■ Data extracts:
Segment Open

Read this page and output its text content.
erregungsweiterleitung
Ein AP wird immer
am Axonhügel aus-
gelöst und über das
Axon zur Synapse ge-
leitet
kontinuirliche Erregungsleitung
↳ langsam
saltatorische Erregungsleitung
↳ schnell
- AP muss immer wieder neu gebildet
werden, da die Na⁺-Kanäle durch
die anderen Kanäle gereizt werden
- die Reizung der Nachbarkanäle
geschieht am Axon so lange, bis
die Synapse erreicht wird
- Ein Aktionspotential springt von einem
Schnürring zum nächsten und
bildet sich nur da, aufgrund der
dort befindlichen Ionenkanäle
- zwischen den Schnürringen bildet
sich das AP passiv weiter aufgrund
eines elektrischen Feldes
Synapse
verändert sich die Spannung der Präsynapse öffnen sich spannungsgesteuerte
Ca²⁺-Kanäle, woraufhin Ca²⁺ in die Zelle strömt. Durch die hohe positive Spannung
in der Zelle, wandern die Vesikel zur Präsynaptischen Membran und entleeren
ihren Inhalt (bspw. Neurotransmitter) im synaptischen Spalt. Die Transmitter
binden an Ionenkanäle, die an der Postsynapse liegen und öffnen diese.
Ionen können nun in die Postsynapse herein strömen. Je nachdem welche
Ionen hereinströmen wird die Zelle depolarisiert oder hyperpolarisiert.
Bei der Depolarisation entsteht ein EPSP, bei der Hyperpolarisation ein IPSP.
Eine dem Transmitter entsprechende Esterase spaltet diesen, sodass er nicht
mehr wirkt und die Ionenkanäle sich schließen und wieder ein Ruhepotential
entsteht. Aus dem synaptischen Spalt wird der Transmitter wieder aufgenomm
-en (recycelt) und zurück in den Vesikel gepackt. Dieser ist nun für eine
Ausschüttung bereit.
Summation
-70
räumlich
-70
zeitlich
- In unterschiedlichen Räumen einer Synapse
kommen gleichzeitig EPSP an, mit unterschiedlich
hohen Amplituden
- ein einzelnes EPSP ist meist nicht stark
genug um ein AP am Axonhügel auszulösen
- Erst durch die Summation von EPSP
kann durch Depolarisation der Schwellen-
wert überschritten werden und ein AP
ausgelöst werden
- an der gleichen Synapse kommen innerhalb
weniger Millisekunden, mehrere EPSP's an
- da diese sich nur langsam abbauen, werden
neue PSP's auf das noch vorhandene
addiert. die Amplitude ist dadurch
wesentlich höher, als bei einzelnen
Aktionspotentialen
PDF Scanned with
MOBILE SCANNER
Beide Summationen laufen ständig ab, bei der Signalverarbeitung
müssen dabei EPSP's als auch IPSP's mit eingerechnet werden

Segment Closed

■ Directions:
Each of the entries above needs to be given again exactly.

■ Result for this task:
Read this page and output its text content.
erregungsweiterleitung
Ein AP wird immer
am Axonhügel aus-
gelöst und über das
Axon zur Synapse ge-
leitet
kontinuirliche Erregungsleitung
↳ langsam
saltatorische Erregungsleitung
↳ schnell
- AP muss immer wieder neu gebildet
werden, da die Na⁺-Kanäle durch
die anderen Kanäle gereizt werden
- die Reizung der Nachbarkanäle
geschieht am Axon so lange, bis
die Synapse erreicht wird
- Ein Aktionspotential springt von einem
Schnürring zum nächsten und
bildet sich nur da, aufgrund der
dort befindlichen Ionenkanäle
- zwischen den Schnürringen bildet
sich das AP passiv weiter aufgrund
eines elektrischen Feldes
Synapse
verändert sich die Spannung der Präsynapse öffnen sich spannungsgesteuerte
Ca²⁺-Kanäle, woraufhin Ca²⁺ in die Zelle strömt. Durch die hohe positive Spannung
in der Zelle, wandern die Vesikel zur Präsynaptischen Membran und entleeren
ihren Inhalt (bspw. Neurotransmitter) im synaptischen Spalt. Die Transmitter
binden an Ionenkanäle, die an der Postsynapse liegen und öffnen diese.
Ionen können nun in die Postsynapse herein strömen. Je nachdem welche
Ionen hereinströmen wird die Zelle depolarisiert oder hyperpolarisiert.
Bei der Depolarisation entsteht ein EPSP, bei der Hyperpolarisation ein IPSP.
Eine dem Transmitter entsprechende Esterase spaltet diesen, sodass er nicht
mehr wirkt und die Ionenkanäle sich schließen und wieder ein Ruhepotential
entsteht. Aus dem synaptischen Spalt wird der Transmitter wieder aufgenomm
-en (recycelt) und zurück in den Vesikel gepackt. Dieser ist nun für eine
Ausschüttung bereit.
Summation
-70
räumlich
-70
zeitlich
- In unterschiedlichen Räumen einer Synapse
kommen gleichzeitig EPSP an, mit unterschiedlich
hohen Amplituden
- ein einzelnes EPSP ist meist nicht stark
genug um ein AP am Axonhügel auszulösen
- Erst durch die Summation von EPSP
kann durch Depolarisation der Schwellen-
wert überschritten werden und ein AP
ausgelöst werden
- an der gleichen Synapse kommen innerhalb
weniger Millisekunden, mehrere EPSP's an
- da diese sich nur langsam abbauen, werden
neue PSP's auf das noch vorhandene
addiert. die Amplitude ist dadurch
wesentlich höher, als bei einzelnen
Aktionspotentialen
PDF Scanned with
MOBILE SCANNER
Beide Summationen laufen ständig ab, bei der Signalverarbeitung
müssen dabei EPSP's als auch IPSP's mit eingerechnet werden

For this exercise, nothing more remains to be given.